> **Request**: Find every line in the records below that holds the word "entre" and copy it.

> **Recorded data**:
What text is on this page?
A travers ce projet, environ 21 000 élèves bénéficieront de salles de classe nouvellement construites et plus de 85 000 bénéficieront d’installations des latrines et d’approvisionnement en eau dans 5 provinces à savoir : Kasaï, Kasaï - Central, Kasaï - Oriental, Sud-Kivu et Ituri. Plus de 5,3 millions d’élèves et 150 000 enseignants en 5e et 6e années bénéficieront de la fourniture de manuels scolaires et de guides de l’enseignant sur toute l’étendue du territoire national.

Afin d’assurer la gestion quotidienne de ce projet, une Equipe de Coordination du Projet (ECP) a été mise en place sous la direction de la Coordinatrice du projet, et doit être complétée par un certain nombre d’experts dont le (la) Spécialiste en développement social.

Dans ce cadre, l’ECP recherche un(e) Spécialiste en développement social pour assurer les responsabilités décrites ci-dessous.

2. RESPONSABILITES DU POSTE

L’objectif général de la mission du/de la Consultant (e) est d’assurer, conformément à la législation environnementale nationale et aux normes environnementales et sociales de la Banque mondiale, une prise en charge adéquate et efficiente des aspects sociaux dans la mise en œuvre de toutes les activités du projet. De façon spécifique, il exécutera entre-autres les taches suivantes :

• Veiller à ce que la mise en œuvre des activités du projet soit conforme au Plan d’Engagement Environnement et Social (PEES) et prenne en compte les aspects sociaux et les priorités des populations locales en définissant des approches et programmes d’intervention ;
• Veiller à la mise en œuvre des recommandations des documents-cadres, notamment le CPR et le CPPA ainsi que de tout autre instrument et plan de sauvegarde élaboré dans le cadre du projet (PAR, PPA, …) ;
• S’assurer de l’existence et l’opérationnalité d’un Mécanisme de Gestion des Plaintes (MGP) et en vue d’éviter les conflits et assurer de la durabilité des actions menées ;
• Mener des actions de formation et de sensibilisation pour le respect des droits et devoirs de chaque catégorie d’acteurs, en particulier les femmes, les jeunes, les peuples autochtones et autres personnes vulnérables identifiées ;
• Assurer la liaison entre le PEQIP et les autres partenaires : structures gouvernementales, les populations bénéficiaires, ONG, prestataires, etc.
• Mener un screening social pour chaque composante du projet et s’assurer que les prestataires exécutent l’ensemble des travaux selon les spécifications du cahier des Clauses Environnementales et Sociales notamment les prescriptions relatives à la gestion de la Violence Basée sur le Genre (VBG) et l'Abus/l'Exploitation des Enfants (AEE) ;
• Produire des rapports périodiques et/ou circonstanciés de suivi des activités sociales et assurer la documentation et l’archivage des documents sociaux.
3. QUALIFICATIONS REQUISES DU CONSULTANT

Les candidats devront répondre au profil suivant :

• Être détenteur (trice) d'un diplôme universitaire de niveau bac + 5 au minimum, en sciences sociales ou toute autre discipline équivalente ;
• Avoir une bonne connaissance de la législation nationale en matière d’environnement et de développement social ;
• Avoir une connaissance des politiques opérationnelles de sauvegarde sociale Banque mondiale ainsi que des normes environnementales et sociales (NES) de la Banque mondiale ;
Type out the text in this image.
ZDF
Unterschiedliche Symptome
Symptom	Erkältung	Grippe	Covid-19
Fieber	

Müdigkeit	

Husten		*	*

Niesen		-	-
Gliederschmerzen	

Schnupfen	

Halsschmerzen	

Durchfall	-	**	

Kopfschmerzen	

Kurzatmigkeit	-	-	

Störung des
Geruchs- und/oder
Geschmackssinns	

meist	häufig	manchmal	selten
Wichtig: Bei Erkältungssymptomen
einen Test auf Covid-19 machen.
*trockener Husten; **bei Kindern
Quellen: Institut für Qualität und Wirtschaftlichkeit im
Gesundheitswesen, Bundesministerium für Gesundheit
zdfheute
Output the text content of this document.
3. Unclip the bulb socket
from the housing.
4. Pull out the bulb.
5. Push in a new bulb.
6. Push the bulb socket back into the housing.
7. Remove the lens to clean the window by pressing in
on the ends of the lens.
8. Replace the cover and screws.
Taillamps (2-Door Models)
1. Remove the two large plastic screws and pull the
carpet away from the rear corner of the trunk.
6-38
--
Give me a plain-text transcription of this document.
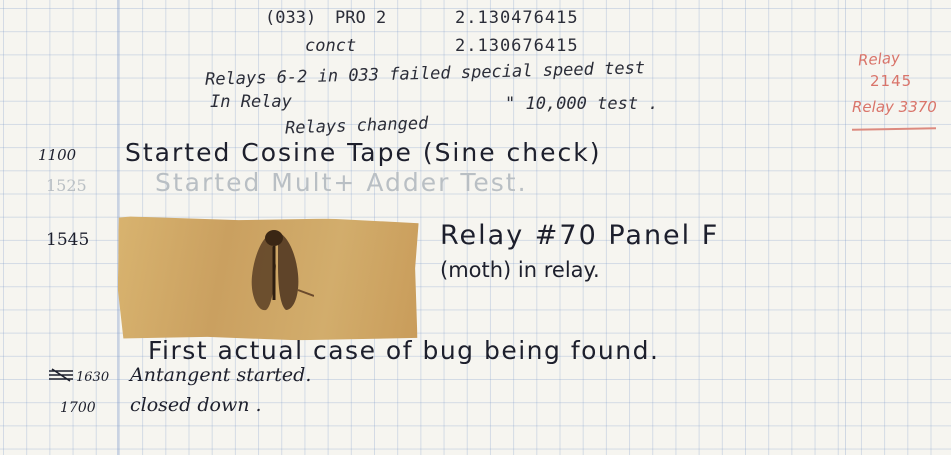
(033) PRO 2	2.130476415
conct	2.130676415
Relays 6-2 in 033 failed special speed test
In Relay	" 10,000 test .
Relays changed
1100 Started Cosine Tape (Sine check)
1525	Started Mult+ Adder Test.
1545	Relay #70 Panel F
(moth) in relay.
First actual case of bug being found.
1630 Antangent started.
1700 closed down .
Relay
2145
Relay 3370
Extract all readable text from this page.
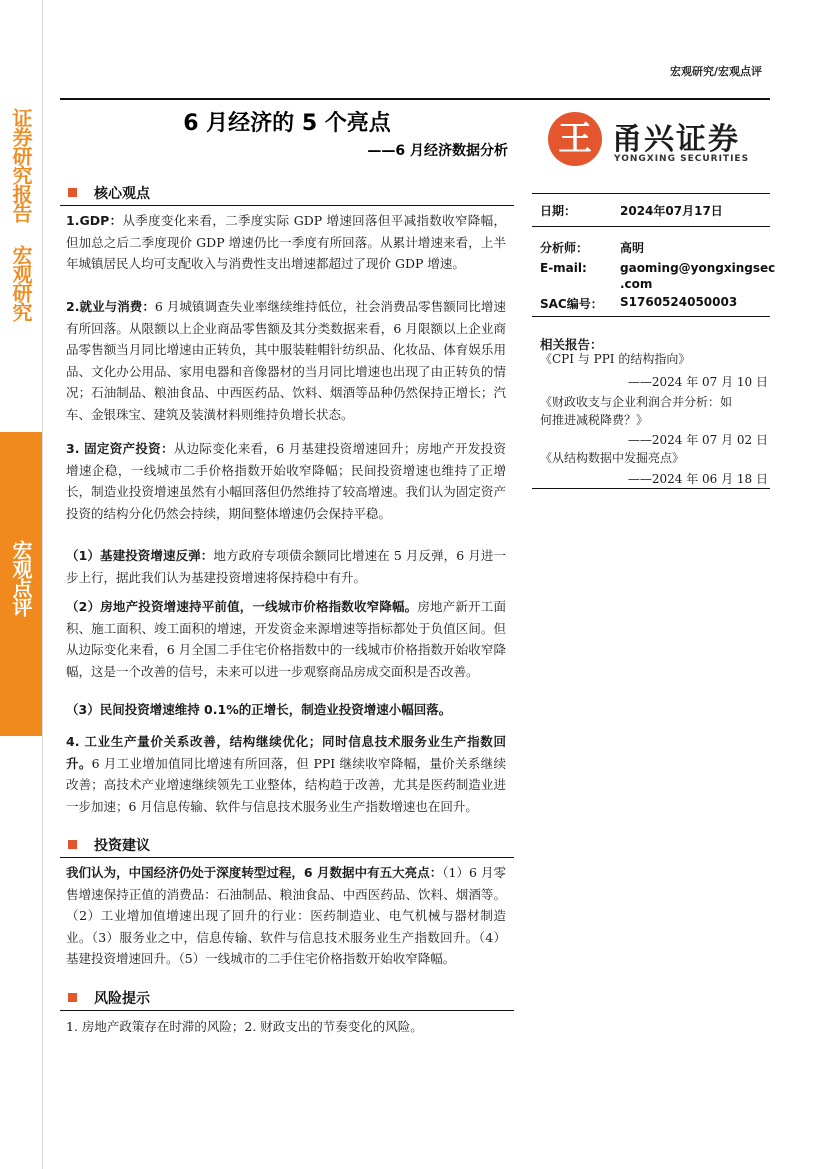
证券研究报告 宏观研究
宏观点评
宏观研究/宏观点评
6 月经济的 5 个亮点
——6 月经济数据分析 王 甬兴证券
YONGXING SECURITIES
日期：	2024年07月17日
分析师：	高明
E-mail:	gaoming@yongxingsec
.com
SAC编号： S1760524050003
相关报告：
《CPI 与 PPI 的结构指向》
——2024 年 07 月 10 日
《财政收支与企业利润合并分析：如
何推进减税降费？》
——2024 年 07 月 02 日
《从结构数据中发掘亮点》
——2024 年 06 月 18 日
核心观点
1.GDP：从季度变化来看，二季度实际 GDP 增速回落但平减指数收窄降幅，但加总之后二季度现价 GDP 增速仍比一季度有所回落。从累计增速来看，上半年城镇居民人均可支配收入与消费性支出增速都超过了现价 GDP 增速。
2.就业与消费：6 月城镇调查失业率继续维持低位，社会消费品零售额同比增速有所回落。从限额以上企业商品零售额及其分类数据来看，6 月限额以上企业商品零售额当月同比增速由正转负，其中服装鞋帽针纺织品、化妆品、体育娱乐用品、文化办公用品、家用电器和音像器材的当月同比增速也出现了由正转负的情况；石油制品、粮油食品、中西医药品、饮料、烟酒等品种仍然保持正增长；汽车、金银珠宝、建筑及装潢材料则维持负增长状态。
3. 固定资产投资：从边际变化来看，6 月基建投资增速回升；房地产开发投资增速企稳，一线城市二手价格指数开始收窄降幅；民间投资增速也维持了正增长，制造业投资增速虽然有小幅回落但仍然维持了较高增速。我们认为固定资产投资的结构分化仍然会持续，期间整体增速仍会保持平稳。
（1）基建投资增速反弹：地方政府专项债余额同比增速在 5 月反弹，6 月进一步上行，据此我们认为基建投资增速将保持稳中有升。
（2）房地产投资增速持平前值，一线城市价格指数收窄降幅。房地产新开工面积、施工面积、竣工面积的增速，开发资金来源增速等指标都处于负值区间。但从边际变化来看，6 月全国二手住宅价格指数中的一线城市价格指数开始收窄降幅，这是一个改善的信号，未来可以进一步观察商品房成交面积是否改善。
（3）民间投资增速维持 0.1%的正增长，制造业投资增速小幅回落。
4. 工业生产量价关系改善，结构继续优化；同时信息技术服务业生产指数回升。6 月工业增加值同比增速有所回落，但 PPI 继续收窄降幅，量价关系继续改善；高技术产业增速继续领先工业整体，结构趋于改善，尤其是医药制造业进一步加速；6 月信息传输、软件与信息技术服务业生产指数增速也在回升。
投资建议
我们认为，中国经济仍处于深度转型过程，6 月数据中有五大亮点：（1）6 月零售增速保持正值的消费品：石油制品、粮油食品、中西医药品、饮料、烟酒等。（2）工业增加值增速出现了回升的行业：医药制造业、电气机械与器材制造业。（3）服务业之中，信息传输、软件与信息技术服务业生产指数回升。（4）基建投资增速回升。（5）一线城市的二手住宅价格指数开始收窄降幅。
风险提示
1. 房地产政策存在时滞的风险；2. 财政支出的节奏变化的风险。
---
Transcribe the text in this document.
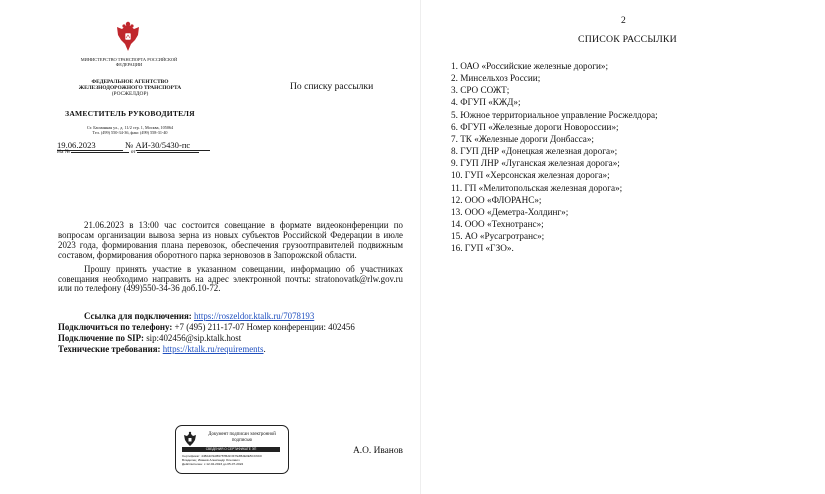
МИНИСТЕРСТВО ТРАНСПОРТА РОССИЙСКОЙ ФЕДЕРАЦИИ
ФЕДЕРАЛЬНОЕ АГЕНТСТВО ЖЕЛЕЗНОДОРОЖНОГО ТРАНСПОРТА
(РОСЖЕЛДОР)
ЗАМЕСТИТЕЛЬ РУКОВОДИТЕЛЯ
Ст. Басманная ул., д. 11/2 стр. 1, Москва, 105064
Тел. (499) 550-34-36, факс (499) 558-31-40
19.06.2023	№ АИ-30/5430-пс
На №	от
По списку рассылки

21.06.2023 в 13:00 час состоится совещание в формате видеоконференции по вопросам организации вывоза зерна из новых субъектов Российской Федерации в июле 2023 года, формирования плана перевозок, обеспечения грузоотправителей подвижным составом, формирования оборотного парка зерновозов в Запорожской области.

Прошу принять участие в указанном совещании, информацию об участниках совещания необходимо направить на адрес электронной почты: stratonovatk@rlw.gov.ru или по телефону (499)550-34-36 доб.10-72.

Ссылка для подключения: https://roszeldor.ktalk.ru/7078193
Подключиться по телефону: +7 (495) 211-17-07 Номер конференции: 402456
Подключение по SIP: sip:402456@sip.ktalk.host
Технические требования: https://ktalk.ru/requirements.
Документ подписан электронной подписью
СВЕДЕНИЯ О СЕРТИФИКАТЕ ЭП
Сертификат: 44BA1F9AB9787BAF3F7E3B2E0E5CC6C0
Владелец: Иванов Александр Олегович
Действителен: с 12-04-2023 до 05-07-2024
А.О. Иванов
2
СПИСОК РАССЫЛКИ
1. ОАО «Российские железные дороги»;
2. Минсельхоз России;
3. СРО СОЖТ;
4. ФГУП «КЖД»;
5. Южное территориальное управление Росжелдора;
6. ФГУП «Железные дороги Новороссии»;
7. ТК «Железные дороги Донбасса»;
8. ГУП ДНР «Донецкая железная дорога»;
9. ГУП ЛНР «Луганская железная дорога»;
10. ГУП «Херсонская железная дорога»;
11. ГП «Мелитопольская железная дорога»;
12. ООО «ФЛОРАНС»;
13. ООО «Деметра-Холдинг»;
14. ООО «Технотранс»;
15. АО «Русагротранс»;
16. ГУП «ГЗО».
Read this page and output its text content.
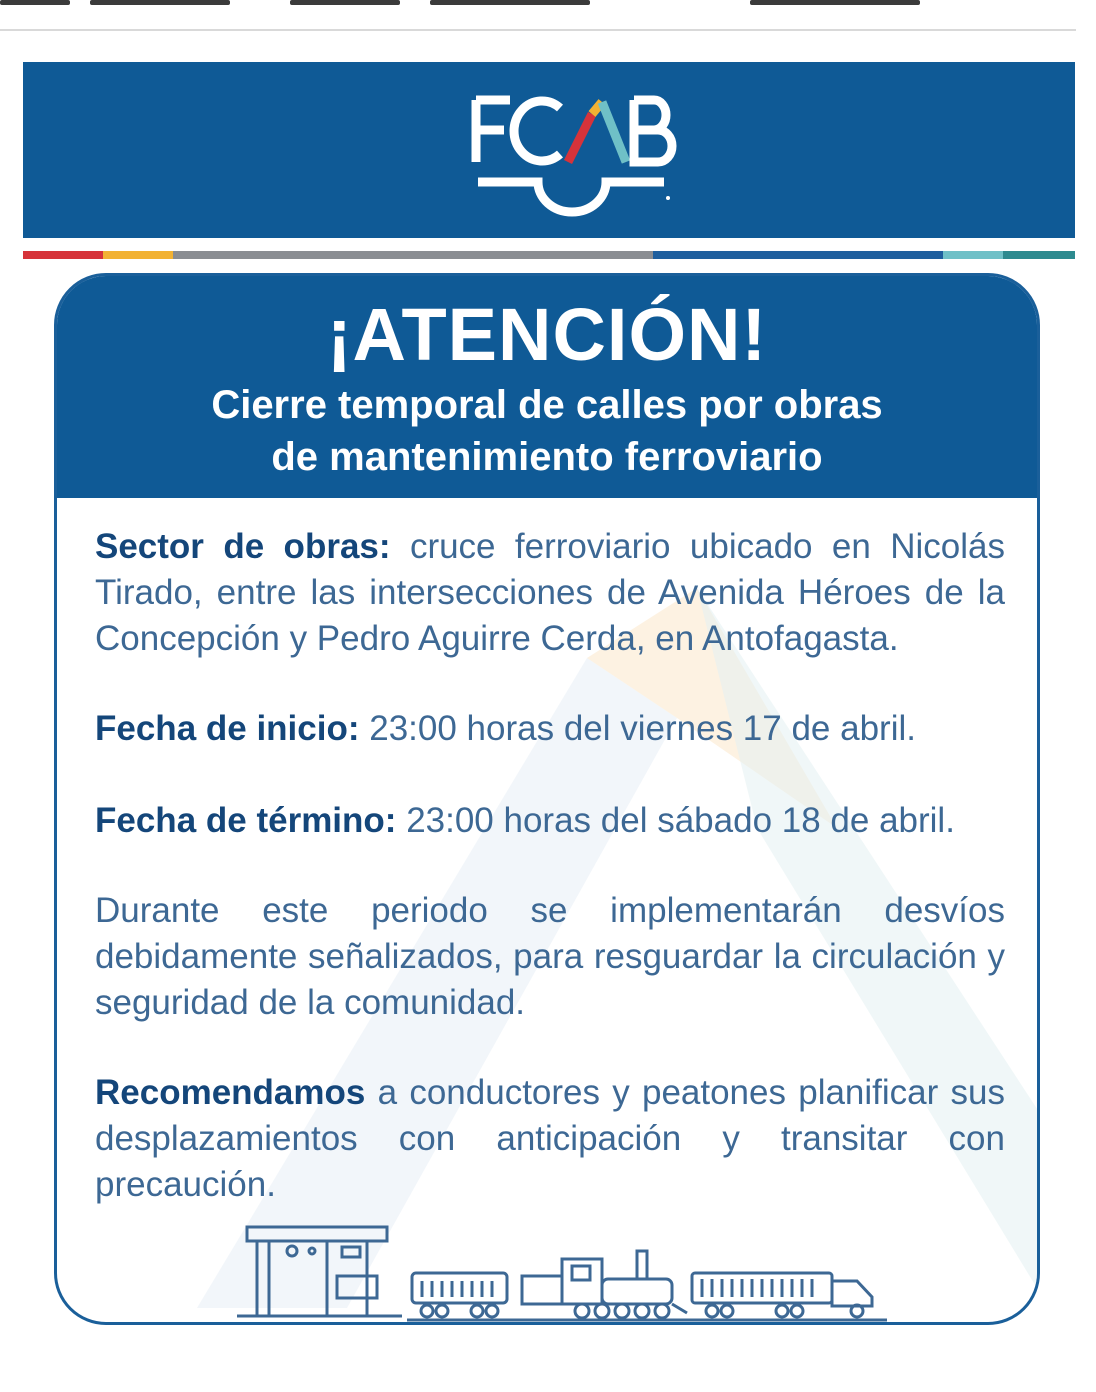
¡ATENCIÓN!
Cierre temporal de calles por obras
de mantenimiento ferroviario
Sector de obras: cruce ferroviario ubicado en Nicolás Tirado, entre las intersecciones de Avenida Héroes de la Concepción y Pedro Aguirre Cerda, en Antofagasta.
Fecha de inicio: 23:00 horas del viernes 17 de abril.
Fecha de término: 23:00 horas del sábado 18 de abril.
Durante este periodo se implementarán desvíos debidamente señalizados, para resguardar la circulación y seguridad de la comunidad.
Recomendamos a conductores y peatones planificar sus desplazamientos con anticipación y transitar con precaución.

> **Answer**:
L’objectif général de la mission du/de la Consultant (e) est d’assurer, conformément à la législation environnementale nationale et aux normes environnementales et sociales de la Banque mondiale, une prise en charge adéquate et efficiente des aspects sociaux dans la mise en œuvre de toutes les activités du projet. De façon spécifique, il exécutera entre-autres les taches suivantes :
• Assurer la liaison entre le PEQIP et les autres partenaires : structures gouvernementales, les populations bénéficiaires, ONG, prestataires, etc.
Sector de obras: cruce ferroviario ubicado en Nicolás Tirado, entre las intersecciones de Avenida Héroes de la Concepción y Pedro Aguirre Cerda, en Antofagasta.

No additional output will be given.